-- Begin --

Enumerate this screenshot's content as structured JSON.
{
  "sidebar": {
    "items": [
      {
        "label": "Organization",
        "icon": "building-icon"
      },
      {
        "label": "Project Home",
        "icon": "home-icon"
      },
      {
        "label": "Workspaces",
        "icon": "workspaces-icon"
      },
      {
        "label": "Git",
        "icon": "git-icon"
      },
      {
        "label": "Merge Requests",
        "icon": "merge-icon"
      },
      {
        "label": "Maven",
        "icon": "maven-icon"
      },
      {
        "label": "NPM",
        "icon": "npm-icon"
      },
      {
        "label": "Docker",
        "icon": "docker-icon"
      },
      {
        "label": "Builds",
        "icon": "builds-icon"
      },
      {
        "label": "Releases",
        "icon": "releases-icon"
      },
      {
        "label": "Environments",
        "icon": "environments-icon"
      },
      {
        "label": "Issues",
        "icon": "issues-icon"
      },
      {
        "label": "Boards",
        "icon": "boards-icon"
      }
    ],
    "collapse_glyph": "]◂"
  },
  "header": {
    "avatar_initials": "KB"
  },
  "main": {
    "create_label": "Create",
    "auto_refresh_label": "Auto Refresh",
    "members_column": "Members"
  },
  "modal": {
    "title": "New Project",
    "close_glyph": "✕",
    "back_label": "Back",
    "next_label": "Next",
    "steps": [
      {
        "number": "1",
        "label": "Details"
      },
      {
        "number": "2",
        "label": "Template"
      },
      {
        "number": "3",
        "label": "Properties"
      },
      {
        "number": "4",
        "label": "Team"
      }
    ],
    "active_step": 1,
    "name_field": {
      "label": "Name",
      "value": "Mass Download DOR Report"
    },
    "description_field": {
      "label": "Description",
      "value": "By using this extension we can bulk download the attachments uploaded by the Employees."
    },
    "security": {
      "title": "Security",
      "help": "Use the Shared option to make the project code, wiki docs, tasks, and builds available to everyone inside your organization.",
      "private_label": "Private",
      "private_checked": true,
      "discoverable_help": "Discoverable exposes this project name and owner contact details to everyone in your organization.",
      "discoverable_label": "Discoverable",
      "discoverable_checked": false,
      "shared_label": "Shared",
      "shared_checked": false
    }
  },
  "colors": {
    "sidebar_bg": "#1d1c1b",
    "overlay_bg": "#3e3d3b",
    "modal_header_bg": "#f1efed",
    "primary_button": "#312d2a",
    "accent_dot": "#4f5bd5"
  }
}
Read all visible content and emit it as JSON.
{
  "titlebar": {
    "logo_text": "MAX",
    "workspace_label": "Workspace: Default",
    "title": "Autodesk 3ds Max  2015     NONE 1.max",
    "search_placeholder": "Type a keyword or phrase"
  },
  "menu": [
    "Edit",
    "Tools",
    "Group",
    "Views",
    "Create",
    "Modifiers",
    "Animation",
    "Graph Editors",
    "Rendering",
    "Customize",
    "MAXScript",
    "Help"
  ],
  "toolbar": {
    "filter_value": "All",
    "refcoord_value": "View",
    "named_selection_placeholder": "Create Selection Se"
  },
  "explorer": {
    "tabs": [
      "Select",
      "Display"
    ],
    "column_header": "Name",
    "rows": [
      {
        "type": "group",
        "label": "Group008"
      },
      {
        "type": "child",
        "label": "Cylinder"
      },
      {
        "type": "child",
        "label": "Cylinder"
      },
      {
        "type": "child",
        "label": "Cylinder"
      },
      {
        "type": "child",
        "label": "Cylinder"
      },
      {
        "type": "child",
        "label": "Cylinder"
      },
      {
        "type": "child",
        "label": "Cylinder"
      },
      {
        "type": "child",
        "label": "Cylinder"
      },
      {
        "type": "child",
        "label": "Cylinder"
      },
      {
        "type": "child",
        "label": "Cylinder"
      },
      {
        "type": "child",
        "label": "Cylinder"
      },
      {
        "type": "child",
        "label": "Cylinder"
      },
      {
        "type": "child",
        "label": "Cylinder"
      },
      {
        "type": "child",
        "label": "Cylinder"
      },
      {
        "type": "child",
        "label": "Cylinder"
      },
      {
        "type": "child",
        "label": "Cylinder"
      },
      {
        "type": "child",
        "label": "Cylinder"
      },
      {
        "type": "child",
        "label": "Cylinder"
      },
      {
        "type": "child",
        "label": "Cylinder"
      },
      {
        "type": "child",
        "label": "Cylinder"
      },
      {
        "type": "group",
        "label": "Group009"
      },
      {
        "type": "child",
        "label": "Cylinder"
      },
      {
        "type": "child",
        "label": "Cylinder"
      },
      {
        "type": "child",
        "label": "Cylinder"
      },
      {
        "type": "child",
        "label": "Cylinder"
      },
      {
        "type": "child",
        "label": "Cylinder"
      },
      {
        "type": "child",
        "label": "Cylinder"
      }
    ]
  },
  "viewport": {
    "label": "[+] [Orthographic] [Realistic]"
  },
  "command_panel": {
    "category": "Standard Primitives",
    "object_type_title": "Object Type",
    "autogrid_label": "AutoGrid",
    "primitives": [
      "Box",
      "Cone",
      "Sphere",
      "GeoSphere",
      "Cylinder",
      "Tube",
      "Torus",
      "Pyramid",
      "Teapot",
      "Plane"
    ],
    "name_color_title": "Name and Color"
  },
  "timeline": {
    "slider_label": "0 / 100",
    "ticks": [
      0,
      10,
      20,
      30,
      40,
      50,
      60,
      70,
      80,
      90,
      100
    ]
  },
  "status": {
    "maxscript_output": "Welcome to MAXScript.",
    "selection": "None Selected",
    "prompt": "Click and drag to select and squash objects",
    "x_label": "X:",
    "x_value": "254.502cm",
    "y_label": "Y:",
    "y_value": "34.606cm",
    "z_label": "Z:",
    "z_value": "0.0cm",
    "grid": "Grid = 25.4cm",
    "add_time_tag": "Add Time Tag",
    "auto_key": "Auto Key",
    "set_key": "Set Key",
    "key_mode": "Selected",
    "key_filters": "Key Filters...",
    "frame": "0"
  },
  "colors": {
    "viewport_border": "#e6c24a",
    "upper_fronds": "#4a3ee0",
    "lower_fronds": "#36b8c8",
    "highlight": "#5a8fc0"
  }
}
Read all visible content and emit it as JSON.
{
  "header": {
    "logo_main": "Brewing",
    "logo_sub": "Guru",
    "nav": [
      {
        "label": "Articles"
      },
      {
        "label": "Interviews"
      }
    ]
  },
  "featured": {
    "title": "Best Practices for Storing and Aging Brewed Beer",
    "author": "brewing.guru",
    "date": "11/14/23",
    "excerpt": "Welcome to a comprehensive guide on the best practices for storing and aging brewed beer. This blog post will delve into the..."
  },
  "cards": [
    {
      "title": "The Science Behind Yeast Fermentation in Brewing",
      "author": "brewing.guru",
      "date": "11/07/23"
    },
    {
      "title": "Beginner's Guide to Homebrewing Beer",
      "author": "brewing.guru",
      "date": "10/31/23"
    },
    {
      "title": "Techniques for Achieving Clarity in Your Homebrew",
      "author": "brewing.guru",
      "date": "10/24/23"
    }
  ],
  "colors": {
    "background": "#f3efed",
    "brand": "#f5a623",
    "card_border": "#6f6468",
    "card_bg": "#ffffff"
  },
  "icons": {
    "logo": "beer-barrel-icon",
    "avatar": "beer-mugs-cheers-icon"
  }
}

-- End --

• **What to produce**:
Retype every entry word for word.

• **Answer to this problem**:
Enumerate this screenshot's content as structured JSON.
{
  "sidebar": {
    "items": [
      {
        "label": "Organization",
        "icon": "building-icon"
      },
      {
        "label": "Project Home",
        "icon": "home-icon"
      },
      {
        "label": "Workspaces",
        "icon": "workspaces-icon"
      },
      {
        "label": "Git",
        "icon": "git-icon"
      },
      {
        "label": "Merge Requests",
        "icon": "merge-icon"
      },
      {
        "label": "Maven",
        "icon": "maven-icon"
      },
      {
        "label": "NPM",
        "icon": "npm-icon"
      },
      {
        "label": "Docker",
        "icon": "docker-icon"
      },
      {
        "label": "Builds",
        "icon": "builds-icon"
      },
      {
        "label": "Releases",
        "icon": "releases-icon"
      },
      {
        "label": "Environments",
        "icon": "environments-icon"
      },
      {
        "label": "Issues",
        "icon": "issues-icon"
      },
      {
        "label": "Boards",
        "icon": "boards-icon"
      }
    ],
    "collapse_glyph": "]◂"
  },
  "header": {
    "avatar_initials": "KB"
  },
  "main": {
    "create_label": "Create",
    "auto_refresh_label": "Auto Refresh",
    "members_column": "Members"
  },
  "modal": {
    "title": "New Project",
    "close_glyph": "✕",
    "back_label": "Back",
    "next_label": "Next",
    "steps": [
      {
        "number": "1",
        "label": "Details"
      },
      {
        "number": "2",
        "label": "Template"
      },
      {
        "number": "3",
        "label": "Properties"
      },
      {
        "number": "4",
        "label": "Team"
      }
    ],
    "active_step": 1,
    "name_field": {
      "label": "Name",
      "value": "Mass Download DOR Report"
    },
    "description_field": {
      "label": "Description",
      "value": "By using this extension we can bulk download the attachments uploaded by the Employees."
    },
    "security": {
      "title": "Security",
      "help": "Use the Shared option to make the project code, wiki docs, tasks, and builds available to everyone inside your organization.",
      "private_label": "Private",
      "private_checked": true,
      "discoverable_help": "Discoverable exposes this project name and owner contact details to everyone in your organization.",
      "discoverable_label": "Discoverable",
      "discoverable_checked": false,
      "shared_label": "Shared",
      "shared_checked": false
    }
  },
  "colors": {
    "sidebar_bg": "#1d1c1b",
    "overlay_bg": "#3e3d3b",
    "modal_header_bg": "#f1efed",
    "primary_button": "#312d2a",
    "accent_dot": "#4f5bd5"
  }
}
Read all visible content and emit it as JSON.
{
  "titlebar": {
    "logo_text": "MAX",
    "workspace_label": "Workspace: Default",
    "title": "Autodesk 3ds Max  2015     NONE 1.max",
    "search_placeholder": "Type a keyword or phrase"
  },
  "menu": [
    "Edit",
    "Tools",
    "Group",
    "Views",
    "Create",
    "Modifiers",
    "Animation",
    "Graph Editors",
    "Rendering",
    "Customize",
    "MAXScript",
    "Help"
  ],
  "toolbar": {
    "filter_value": "All",
    "refcoord_value": "View",
    "named_selection_placeholder": "Create Selection Se"
  },
  "explorer": {
    "tabs": [
      "Select",
      "Display"
    ],
    "column_header": "Name",
    "rows": [
      {
        "type": "group",
        "label": "Group008"
      },
      {
        "type": "child",
        "label": "Cylinder"
      },
      {
        "type": "child",
        "label": "Cylinder"
      },
      {
        "type": "child",
        "label": "Cylinder"
      },
      {
        "type": "child",
        "label": "Cylinder"
      },
      {
        "type": "child",
        "label": "Cylinder"
      },
      {
        "type": "child",
        "label": "Cylinder"
      },
      {
        "type": "child",
        "label": "Cylinder"
      },
      {
        "type": "child",
        "label": "Cylinder"
      },
      {
        "type": "child",
        "label": "Cylinder"
      },
      {
        "type": "child",
        "label": "Cylinder"
      },
      {
        "type": "child",
        "label": "Cylinder"
      },
      {
        "type": "child",
        "label": "Cylinder"
      },
      {
        "type": "child",
        "label": "Cylinder"
      },
      {
        "type": "child",
        "label": "Cylinder"
      },
      {
        "type": "child",
        "label": "Cylinder"
      },
      {
        "type": "child",
        "label": "Cylinder"
      },
      {
        "type": "child",
        "label": "Cylinder"
      },
      {
        "type": "child",
        "label": "Cylinder"
      },
      {
        "type": "child",
        "label": "Cylinder"
      },
      {
        "type": "group",
        "label": "Group009"
      },
      {
        "type": "child",
        "label": "Cylinder"
      },
      {
        "type": "child",
        "label": "Cylinder"
      },
      {
        "type": "child",
        "label": "Cylinder"
      },
      {
        "type": "child",
        "label": "Cylinder"
      },
      {
        "type": "child",
        "label": "Cylinder"
      },
      {
        "type": "child",
        "label": "Cylinder"
      }
    ]
  },
  "viewport": {
    "label": "[+] [Orthographic] [Realistic]"
  },
  "command_panel": {
    "category": "Standard Primitives",
    "object_type_title": "Object Type",
    "autogrid_label": "AutoGrid",
    "primitives": [
      "Box",
      "Cone",
      "Sphere",
      "GeoSphere",
      "Cylinder",
      "Tube",
      "Torus",
      "Pyramid",
      "Teapot",
      "Plane"
    ],
    "name_color_title": "Name and Color"
  },
  "timeline": {
    "slider_label": "0 / 100",
    "ticks": [
      0,
      10,
      20,
      30,
      40,
      50,
      60,
      70,
      80,
      90,
      100
    ]
  },
  "status": {
    "maxscript_output": "Welcome to MAXScript.",
    "selection": "None Selected",
    "prompt": "Click and drag to select and squash objects",
    "x_label": "X:",
    "x_value": "254.502cm",
    "y_label": "Y:",
    "y_value": "34.606cm",
    "z_label": "Z:",
    "z_value": "0.0cm",
    "grid": "Grid = 25.4cm",
    "add_time_tag": "Add Time Tag",
    "auto_key": "Auto Key",
    "set_key": "Set Key",
    "key_mode": "Selected",
    "key_filters": "Key Filters...",
    "frame": "0"
  },
  "colors": {
    "viewport_border": "#e6c24a",
    "upper_fronds": "#4a3ee0",
    "lower_fronds": "#36b8c8",
    "highlight": "#5a8fc0"
  }
}
Read all visible content and emit it as JSON.
{
  "header": {
    "logo_main": "Brewing",
    "logo_sub": "Guru",
    "nav": [
      {
        "label": "Articles"
      },
      {
        "label": "Interviews"
      }
    ]
  },
  "featured": {
    "title": "Best Practices for Storing and Aging Brewed Beer",
    "author": "brewing.guru",
    "date": "11/14/23",
    "excerpt": "Welcome to a comprehensive guide on the best practices for storing and aging brewed beer. This blog post will delve into the..."
  },
  "cards": [
    {
      "title": "The Science Behind Yeast Fermentation in Brewing",
      "author": "brewing.guru",
      "date": "11/07/23"
    },
    {
      "title": "Beginner's Guide to Homebrewing Beer",
      "author": "brewing.guru",
      "date": "10/31/23"
    },
    {
      "title": "Techniques for Achieving Clarity in Your Homebrew",
      "author": "brewing.guru",
      "date": "10/24/23"
    }
  ],
  "colors": {
    "background": "#f3efed",
    "brand": "#f5a623",
    "card_border": "#6f6468",
    "card_bg": "#ffffff"
  },
  "icons": {
    "logo": "beer-barrel-icon",
    "avatar": "beer-mugs-cheers-icon"
  }
}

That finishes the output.